PROBLEM REQUIREMENTS: Read the records and gather each line that includes "generated".

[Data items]
══════

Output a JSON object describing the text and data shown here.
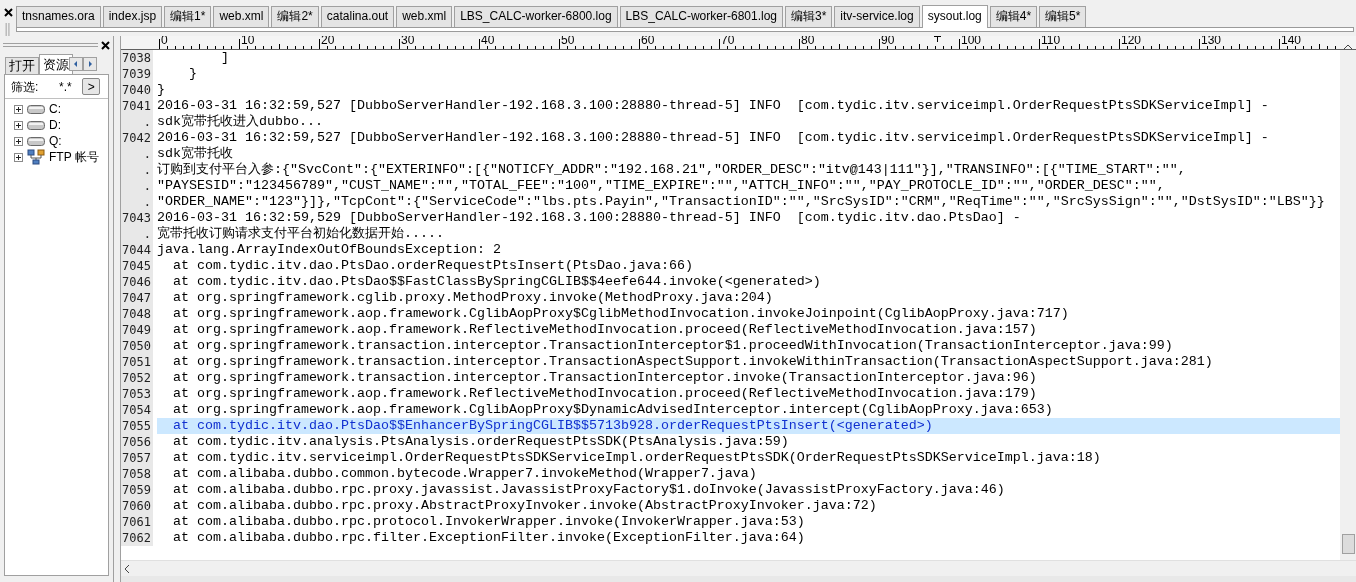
{
  "file_tabs": [
    {
      "label": "tnsnames.ora",
      "selected": false
    },
    {
      "label": "index.jsp",
      "selected": false
    },
    {
      "label": "编辑1*",
      "selected": false
    },
    {
      "label": "web.xml",
      "selected": false
    },
    {
      "label": "编辑2*",
      "selected": false
    },
    {
      "label": "catalina.out",
      "selected": false
    },
    {
      "label": "web.xml",
      "selected": false
    },
    {
      "label": "LBS_CALC-worker-6800.log",
      "selected": false
    },
    {
      "label": "LBS_CALC-worker-6801.log",
      "selected": false
    },
    {
      "label": "编辑3*",
      "selected": false
    },
    {
      "label": "itv-service.log",
      "selected": false
    },
    {
      "label": "sysout.log",
      "selected": true
    },
    {
      "label": "编辑4*",
      "selected": false
    },
    {
      "label": "编辑5*",
      "selected": false
    }
  ],
  "side_panel": {
    "tabs": [
      {
        "label": "打开",
        "selected": false
      },
      {
        "label": "资源",
        "selected": true
      }
    ],
    "filter": {
      "label": "筛选:",
      "value": "*.*",
      "go": ">"
    },
    "tree": [
      {
        "label": "C:",
        "kind": "drive",
        "expanded": false
      },
      {
        "label": "D:",
        "kind": "drive",
        "expanded": false
      },
      {
        "label": "Q:",
        "kind": "drive",
        "expanded": false
      },
      {
        "label": "FTP 帐号",
        "kind": "ftp",
        "expanded": false
      }
    ]
  },
  "editor": {
    "ruler": [
      "0",
      "10",
      "20",
      "30",
      "40",
      "50",
      "60",
      "70",
      "80",
      "90",
      "100",
      "110",
      "120",
      "130",
      "140"
    ],
    "rows": [
      {
        "selected": false,
        "lines": [
          {
            "gutter": "7038",
            "text": "        ]"
          }
        ]
      },
      {
        "selected": false,
        "lines": [
          {
            "gutter": "7039",
            "text": "    }"
          }
        ]
      },
      {
        "selected": false,
        "lines": [
          {
            "gutter": "7040",
            "text": "}"
          }
        ]
      },
      {
        "selected": false,
        "lines": [
          {
            "gutter": "7041",
            "text": "2016-03-31 16:32:59,527 [DubboServerHandler-192.168.3.100:28880-thread-5] INFO  [com.tydic.itv.serviceimpl.OrderRequestPtsSDKServiceImpl] -"
          },
          {
            "gutter": ".",
            "text": "sdk宽带托收进入dubbo..."
          }
        ]
      },
      {
        "selected": false,
        "lines": [
          {
            "gutter": "7042",
            "text": "2016-03-31 16:32:59,527 [DubboServerHandler-192.168.3.100:28880-thread-5] INFO  [com.tydic.itv.serviceimpl.OrderRequestPtsSDKServiceImpl] -"
          },
          {
            "gutter": ".",
            "text": "sdk宽带托收"
          },
          {
            "gutter": ".",
            "text": "订购到支付平台入参:{\"SvcCont\":{\"EXTERINFO\":[{\"NOTICFY_ADDR\":\"192.168.21\",\"ORDER_DESC\":\"itv@143|111\"}],\"TRANSINFO\":[{\"TIME_START\":\"\","
          },
          {
            "gutter": ".",
            "text": "\"PAYSESID\":\"123456789\",\"CUST_NAME\":\"\",\"TOTAL_FEE\":\"100\",\"TIME_EXPIRE\":\"\",\"ATTCH_INFO\":\"\",\"PAY_PROTOCLE_ID\":\"\",\"ORDER_DESC\":\"\","
          },
          {
            "gutter": ".",
            "text": "\"ORDER_NAME\":\"123\"}]},\"TcpCont\":{\"ServiceCode\":\"lbs.pts.Payin\",\"TransactionID\":\"\",\"SrcSysID\":\"CRM\",\"ReqTime\":\"\",\"SrcSysSign\":\"\",\"DstSysID\":\"LBS\"}}"
          }
        ]
      },
      {
        "selected": false,
        "lines": [
          {
            "gutter": "7043",
            "text": "2016-03-31 16:32:59,529 [DubboServerHandler-192.168.3.100:28880-thread-5] INFO  [com.tydic.itv.dao.PtsDao] -"
          },
          {
            "gutter": ".",
            "text": "宽带托收订购请求支付平台初始化数据开始....."
          }
        ]
      },
      {
        "selected": false,
        "lines": [
          {
            "gutter": "7044",
            "text": "java.lang.ArrayIndexOutOfBoundsException: 2"
          }
        ]
      },
      {
        "selected": false,
        "lines": [
          {
            "gutter": "7045",
            "text": "  at com.tydic.itv.dao.PtsDao.orderRequestPtsInsert(PtsDao.java:66)"
          }
        ]
      },
      {
        "selected": false,
        "lines": [
          {
            "gutter": "7046",
            "text": "  at com.tydic.itv.dao.PtsDao$$FastClassBySpringCGLIB$$4eefe644.invoke(<generated>)"
          }
        ]
      },
      {
        "selected": false,
        "lines": [
          {
            "gutter": "7047",
            "text": "  at org.springframework.cglib.proxy.MethodProxy.invoke(MethodProxy.java:204)"
          }
        ]
      },
      {
        "selected": false,
        "lines": [
          {
            "gutter": "7048",
            "text": "  at org.springframework.aop.framework.CglibAopProxy$CglibMethodInvocation.invokeJoinpoint(CglibAopProxy.java:717)"
          }
        ]
      },
      {
        "selected": false,
        "lines": [
          {
            "gutter": "7049",
            "text": "  at org.springframework.aop.framework.ReflectiveMethodInvocation.proceed(ReflectiveMethodInvocation.java:157)"
          }
        ]
      },
      {
        "selected": false,
        "lines": [
          {
            "gutter": "7050",
            "text": "  at org.springframework.transaction.interceptor.TransactionInterceptor$1.proceedWithInvocation(TransactionInterceptor.java:99)"
          }
        ]
      },
      {
        "selected": false,
        "lines": [
          {
            "gutter": "7051",
            "text": "  at org.springframework.transaction.interceptor.TransactionAspectSupport.invokeWithinTransaction(TransactionAspectSupport.java:281)"
          }
        ]
      },
      {
        "selected": false,
        "lines": [
          {
            "gutter": "7052",
            "text": "  at org.springframework.transaction.interceptor.TransactionInterceptor.invoke(TransactionInterceptor.java:96)"
          }
        ]
      },
      {
        "selected": false,
        "lines": [
          {
            "gutter": "7053",
            "text": "  at org.springframework.aop.framework.ReflectiveMethodInvocation.proceed(ReflectiveMethodInvocation.java:179)"
          }
        ]
      },
      {
        "selected": false,
        "lines": [
          {
            "gutter": "7054",
            "text": "  at org.springframework.aop.framework.CglibAopProxy$DynamicAdvisedInterceptor.intercept(CglibAopProxy.java:653)"
          }
        ]
      },
      {
        "selected": true,
        "lines": [
          {
            "gutter": "7055",
            "text": "  at com.tydic.itv.dao.PtsDao$$EnhancerBySpringCGLIB$$5713b928.orderRequestPtsInsert(<generated>)"
          }
        ]
      },
      {
        "selected": false,
        "lines": [
          {
            "gutter": "7056",
            "text": "  at com.tydic.itv.analysis.PtsAnalysis.orderRequestPtsSDK(PtsAnalysis.java:59)"
          }
        ]
      },
      {
        "selected": false,
        "lines": [
          {
            "gutter": "7057",
            "text": "  at com.tydic.itv.serviceimpl.OrderRequestPtsSDKServiceImpl.orderRequestPtsSDK(OrderRequestPtsSDKServiceImpl.java:18)"
          }
        ]
      },
      {
        "selected": false,
        "lines": [
          {
            "gutter": "7058",
            "text": "  at com.alibaba.dubbo.common.bytecode.Wrapper7.invokeMethod(Wrapper7.java)"
          }
        ]
      },
      {
        "selected": false,
        "lines": [
          {
            "gutter": "7059",
            "text": "  at com.alibaba.dubbo.rpc.proxy.javassist.JavassistProxyFactory$1.doInvoke(JavassistProxyFactory.java:46)"
          }
        ]
      },
      {
        "selected": false,
        "lines": [
          {
            "gutter": "7060",
            "text": "  at com.alibaba.dubbo.rpc.proxy.AbstractProxyInvoker.invoke(AbstractProxyInvoker.java:72)"
          }
        ]
      },
      {
        "selected": false,
        "lines": [
          {
            "gutter": "7061",
            "text": "  at com.alibaba.dubbo.rpc.protocol.InvokerWrapper.invoke(InvokerWrapper.java:53)"
          }
        ]
      },
      {
        "selected": false,
        "lines": [
          {
            "gutter": "7062",
            "text": "  at com.alibaba.dubbo.rpc.filter.ExceptionFilter.invoke(ExceptionFilter.java:64)"
          }
        ]
      }
    ]
  }
}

══════

CORRECT RESPONSE:
            "text": "  at com.tydic.itv.dao.PtsDao$$FastClassBySpringCGLIB$$4eefe644.invoke(<generated>)"
            "text": "  at com.tydic.itv.dao.PtsDao$$EnhancerBySpringCGLIB$$5713b928.orderRequestPtsInsert(<generated>)"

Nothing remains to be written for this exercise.